### [Work required]
Copy all the entries below exactly, but not the pictures.

--- START OF Stored records ---

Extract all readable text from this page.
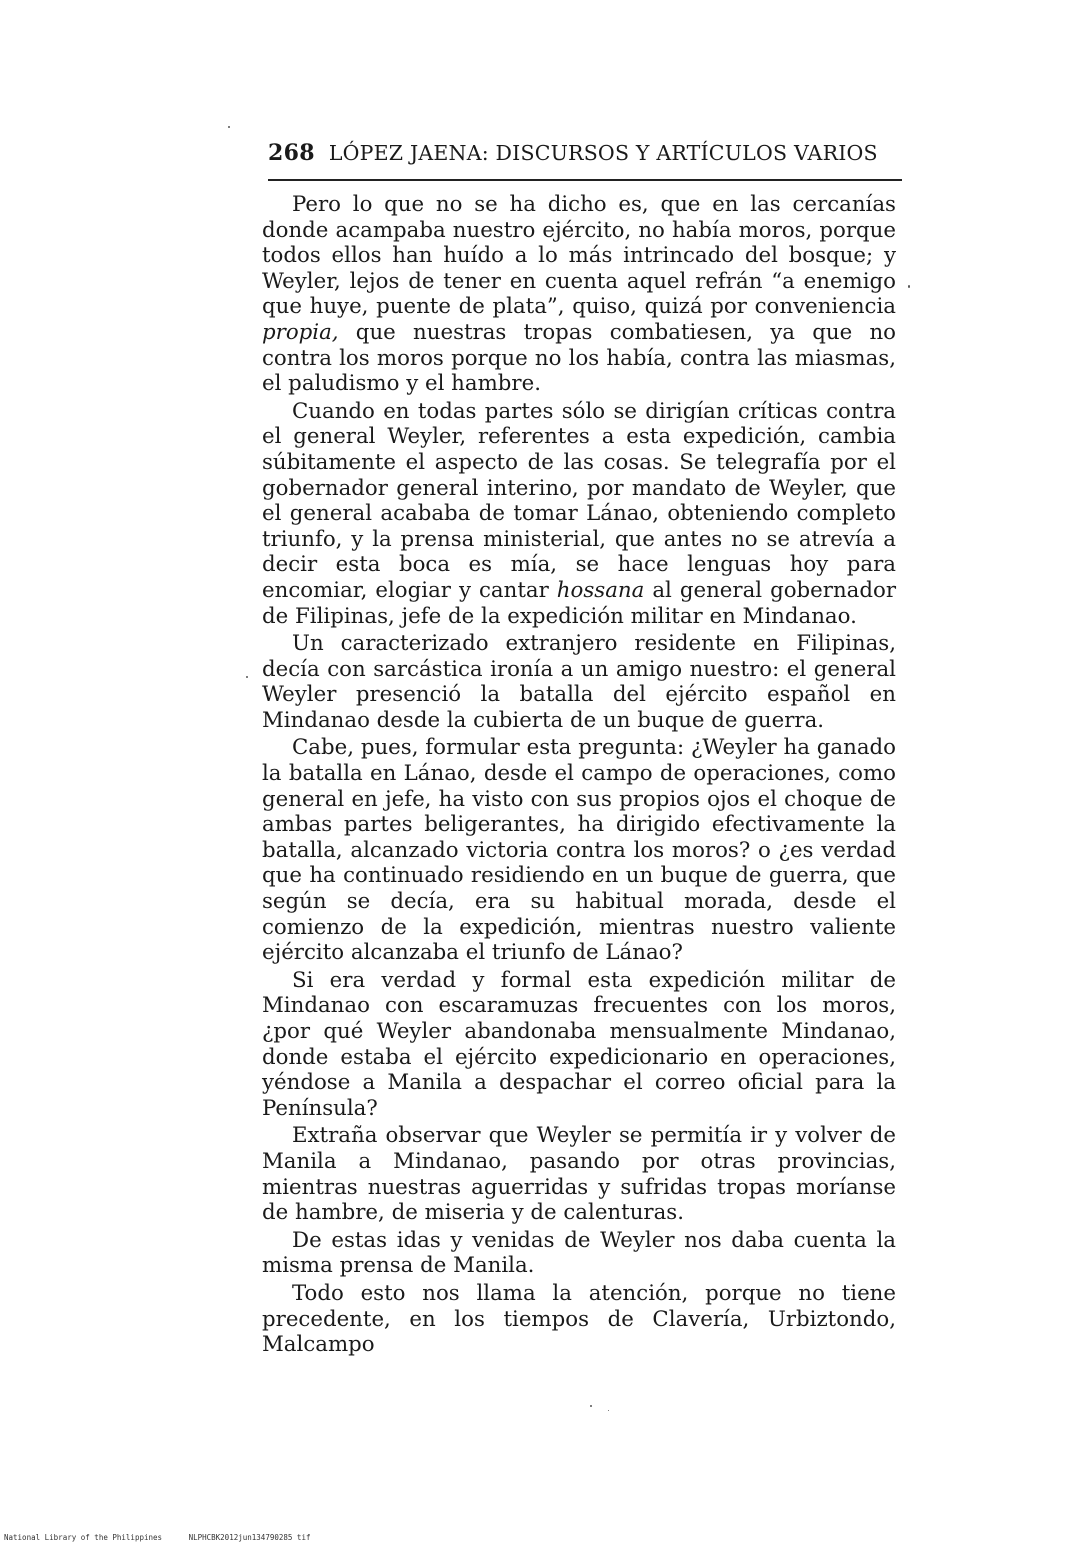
268 LÓPEZ JAENA: DISCURSOS Y ARTÍCULOS VARIOS

Pero lo que no se ha dicho es, que en las cercanías donde acampaba nuestro ejército, no había moros, porque todos ellos han huído a lo más intrincado del bosque; y Weyler, lejos de tener en cuenta aquel refrán “a enemigo que huye, puente de plata”, quiso, quizá por conveniencia propia, que nuestras tropas combatiesen, ya que no contra los moros porque no los había, contra las miasmas, el paludismo y el hambre.

Cuando en todas partes sólo se dirigían críticas contra el general Weyler, referentes a esta expedición, cambia súbitamente el aspecto de las cosas. Se telegrafía por el gobernador general interino, por mandato de Weyler, que el general acababa de tomar Lánao, obteniendo completo triunfo, y la prensa ministerial, que antes no se atrevía a decir esta boca es mía, se hace lenguas hoy para encomiar, elogiar y cantar hossana al general gobernador de Filipinas, jefe de la expedición militar en Mindanao.

Un caracterizado extranjero residente en Filipinas, decía con sarcástica ironía a un amigo nuestro: el general Weyler presenció la batalla del ejército español en Mindanao desde la cubierta de un buque de guerra.

Cabe, pues, formular esta pregunta: ¿Weyler ha ganado la batalla en Lánao, desde el campo de operaciones, como general en jefe, ha visto con sus propios ojos el choque de ambas partes beligerantes, ha dirigido efectivamente la batalla, alcanzado victoria contra los moros? o ¿es verdad que ha continuado residiendo en un buque de guerra, que según se decía, era su habitual morada, desde el comienzo de la expedición, mientras nuestro valiente ejército alcanzaba el triunfo de Lánao?

Si era verdad y formal esta expedición militar de Mindanao con escaramuzas frecuentes con los moros, ¿por qué Weyler abandonaba mensualmente Mindanao, donde estaba el ejército expedicionario en operaciones, yéndose a Manila a despachar el correo oficial para la Península?

Extraña observar que Weyler se permitía ir y volver de Manila a Mindanao, pasando por otras provincias, mientras nuestras aguerridas y sufridas tropas moríanse de hambre, de miseria y de calenturas.

De estas idas y venidas de Weyler nos daba cuenta la misma prensa de Manila.

Todo esto nos llama la atención, porque no tiene precedente, en los tiempos de Clavería, Urbiztondo, Malcampo

National Library of the Philippines	NLPHCBK2012jun134790285 tif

--- END OF Stored records ---

### [Completed exercise]
Extract all readable text from this page.
268 LÓPEZ JAENA: DISCURSOS Y ARTÍCULOS VARIOS

Pero lo que no se ha dicho es, que en las cercanías donde acampaba nuestro ejército, no había moros, porque todos ellos han huído a lo más intrincado del bosque; y Weyler, lejos de tener en cuenta aquel refrán “a enemigo que huye, puente de plata”, quiso, quizá por conveniencia propia, que nuestras tropas combatiesen, ya que no contra los moros porque no los había, contra las miasmas, el paludismo y el hambre.

Cuando en todas partes sólo se dirigían críticas contra el general Weyler, referentes a esta expedición, cambia súbitamente el aspecto de las cosas. Se telegrafía por el gobernador general interino, por mandato de Weyler, que el general acababa de tomar Lánao, obteniendo completo triunfo, y la prensa ministerial, que antes no se atrevía a decir esta boca es mía, se hace lenguas hoy para encomiar, elogiar y cantar hossana al general gobernador de Filipinas, jefe de la expedición militar en Mindanao.

Un caracterizado extranjero residente en Filipinas, decía con sarcástica ironía a un amigo nuestro: el general Weyler presenció la batalla del ejército español en Mindanao desde la cubierta de un buque de guerra.

Cabe, pues, formular esta pregunta: ¿Weyler ha ganado la batalla en Lánao, desde el campo de operaciones, como general en jefe, ha visto con sus propios ojos el choque de ambas partes beligerantes, ha dirigido efectivamente la batalla, alcanzado victoria contra los moros? o ¿es verdad que ha continuado residiendo en un buque de guerra, que según se decía, era su habitual morada, desde el comienzo de la expedición, mientras nuestro valiente ejército alcanzaba el triunfo de Lánao?

Si era verdad y formal esta expedición militar de Mindanao con escaramuzas frecuentes con los moros, ¿por qué Weyler abandonaba mensualmente Mindanao, donde estaba el ejército expedicionario en operaciones, yéndose a Manila a despachar el correo oficial para la Península?

Extraña observar que Weyler se permitía ir y volver de Manila a Mindanao, pasando por otras provincias, mientras nuestras aguerridas y sufridas tropas moríanse de hambre, de miseria y de calenturas.

De estas idas y venidas de Weyler nos daba cuenta la misma prensa de Manila.

Todo esto nos llama la atención, porque no tiene precedente, en los tiempos de Clavería, Urbiztondo, Malcampo

National Library of the Philippines	NLPHCBK2012jun134790285 tif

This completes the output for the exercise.